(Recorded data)
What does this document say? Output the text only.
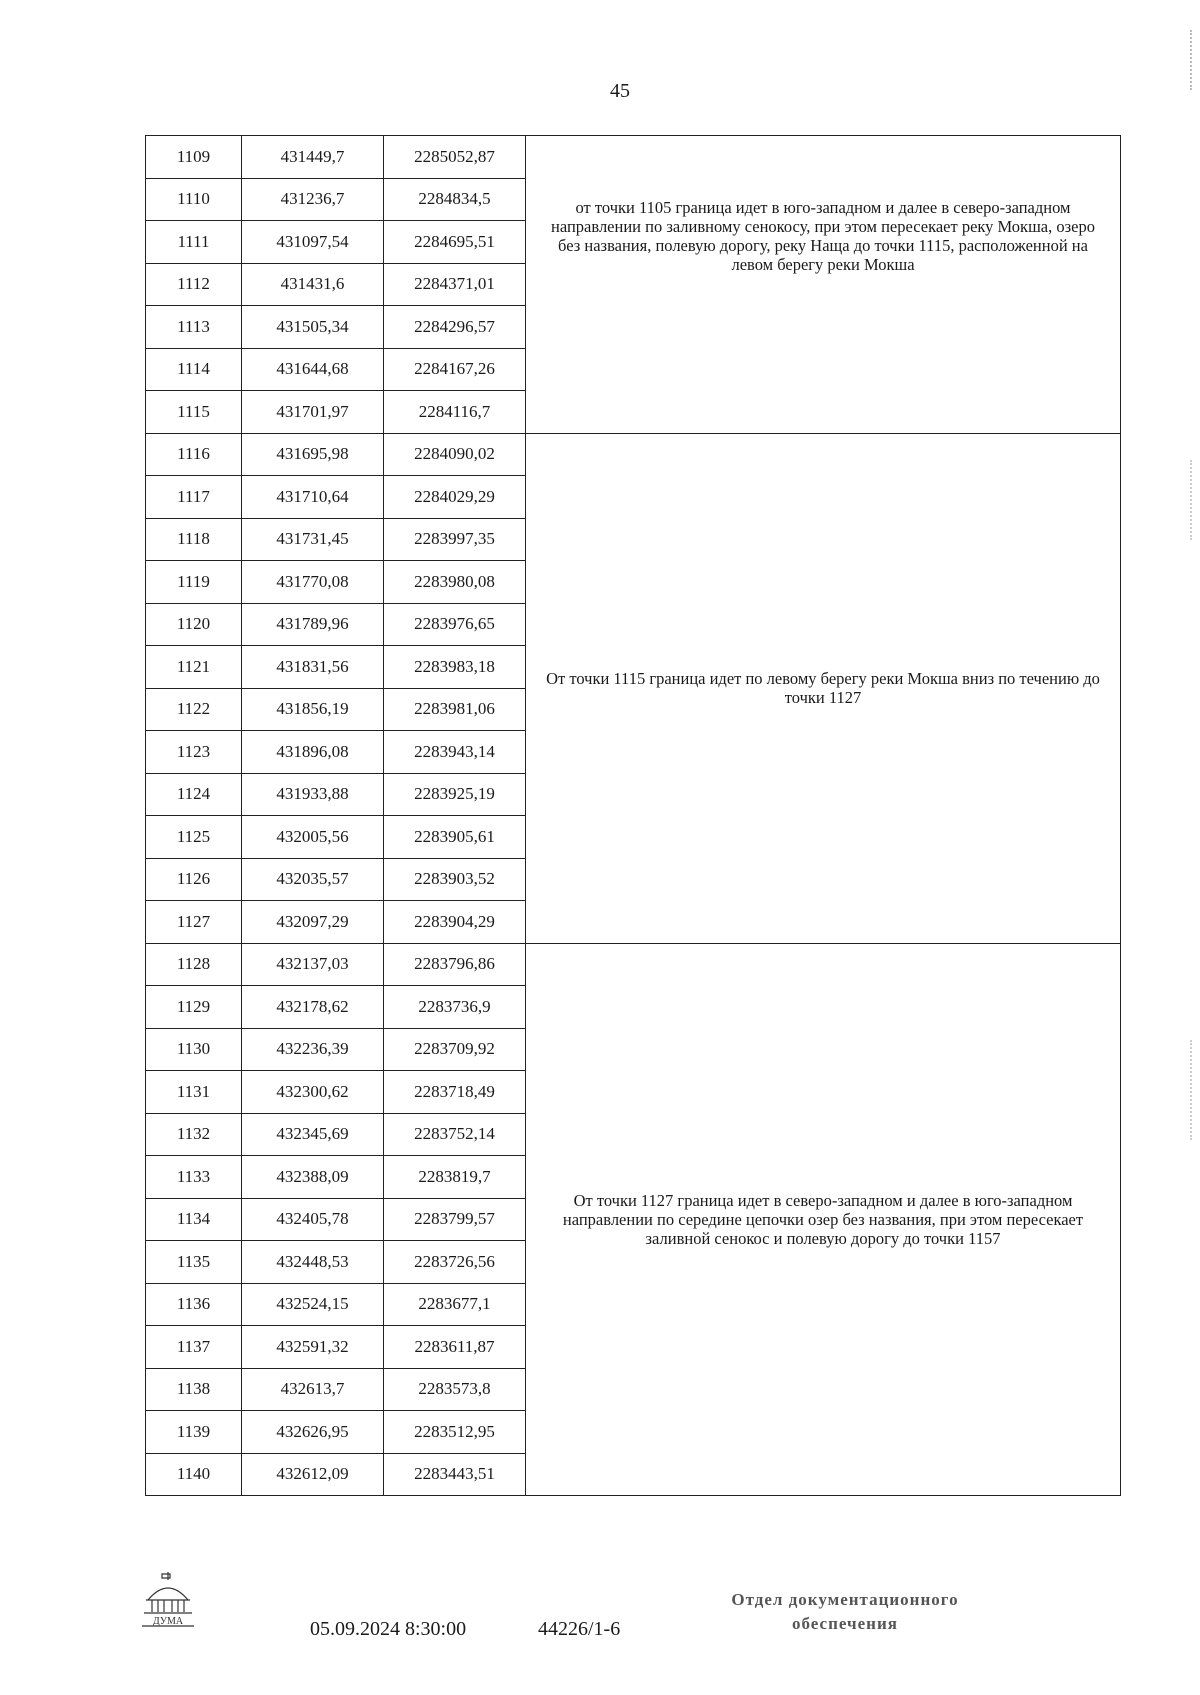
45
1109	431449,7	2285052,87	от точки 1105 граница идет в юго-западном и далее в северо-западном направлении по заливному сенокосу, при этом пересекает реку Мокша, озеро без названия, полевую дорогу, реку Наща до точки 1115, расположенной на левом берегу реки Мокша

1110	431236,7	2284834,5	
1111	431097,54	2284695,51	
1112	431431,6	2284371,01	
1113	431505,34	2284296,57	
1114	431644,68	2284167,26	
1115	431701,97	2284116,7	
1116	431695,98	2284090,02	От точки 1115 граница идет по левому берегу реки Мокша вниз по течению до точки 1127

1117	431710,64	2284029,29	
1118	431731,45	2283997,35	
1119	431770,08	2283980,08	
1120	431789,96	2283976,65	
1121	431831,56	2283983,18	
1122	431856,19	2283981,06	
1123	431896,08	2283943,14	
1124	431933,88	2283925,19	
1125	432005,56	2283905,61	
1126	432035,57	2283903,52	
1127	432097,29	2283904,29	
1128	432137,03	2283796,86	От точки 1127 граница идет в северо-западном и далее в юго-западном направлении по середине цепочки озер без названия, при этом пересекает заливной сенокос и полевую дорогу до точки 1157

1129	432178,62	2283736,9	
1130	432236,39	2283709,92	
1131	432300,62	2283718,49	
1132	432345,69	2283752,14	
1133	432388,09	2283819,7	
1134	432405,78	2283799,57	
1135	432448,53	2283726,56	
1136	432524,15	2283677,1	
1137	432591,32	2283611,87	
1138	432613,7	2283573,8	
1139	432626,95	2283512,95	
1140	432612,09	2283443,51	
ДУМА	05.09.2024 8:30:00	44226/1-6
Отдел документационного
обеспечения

• _To do_
Repeat the entries exactly and keep the pictures out of the copy.

• _The result_
What does this document say? Output the text only.
45
1109	431449,7	2285052,87	от точки 1105 граница идет в юго-западном и далее в северо-западном направлении по заливному сенокосу, при этом пересекает реку Мокша, озеро без названия, полевую дорогу, реку Наща до точки 1115, расположенной на левом берегу реки Мокша

1110	431236,7	2284834,5	
1111	431097,54	2284695,51	
1112	431431,6	2284371,01	
1113	431505,34	2284296,57	
1114	431644,68	2284167,26	
1115	431701,97	2284116,7	
1116	431695,98	2284090,02	От точки 1115 граница идет по левому берегу реки Мокша вниз по течению до точки 1127

1117	431710,64	2284029,29	
1118	431731,45	2283997,35	
1119	431770,08	2283980,08	
1120	431789,96	2283976,65	
1121	431831,56	2283983,18	
1122	431856,19	2283981,06	
1123	431896,08	2283943,14	
1124	431933,88	2283925,19	
1125	432005,56	2283905,61	
1126	432035,57	2283903,52	
1127	432097,29	2283904,29	
1128	432137,03	2283796,86	От точки 1127 граница идет в северо-западном и далее в юго-западном направлении по середине цепочки озер без названия, при этом пересекает заливной сенокос и полевую дорогу до точки 1157

1129	432178,62	2283736,9	
1130	432236,39	2283709,92	
1131	432300,62	2283718,49	
1132	432345,69	2283752,14	
1133	432388,09	2283819,7	
1134	432405,78	2283799,57	
1135	432448,53	2283726,56	
1136	432524,15	2283677,1	
1137	432591,32	2283611,87	
1138	432613,7	2283573,8	
1139	432626,95	2283512,95	
1140	432612,09	2283443,51	
ДУМА	05.09.2024 8:30:00	44226/1-6
Отдел документационного
обеспечения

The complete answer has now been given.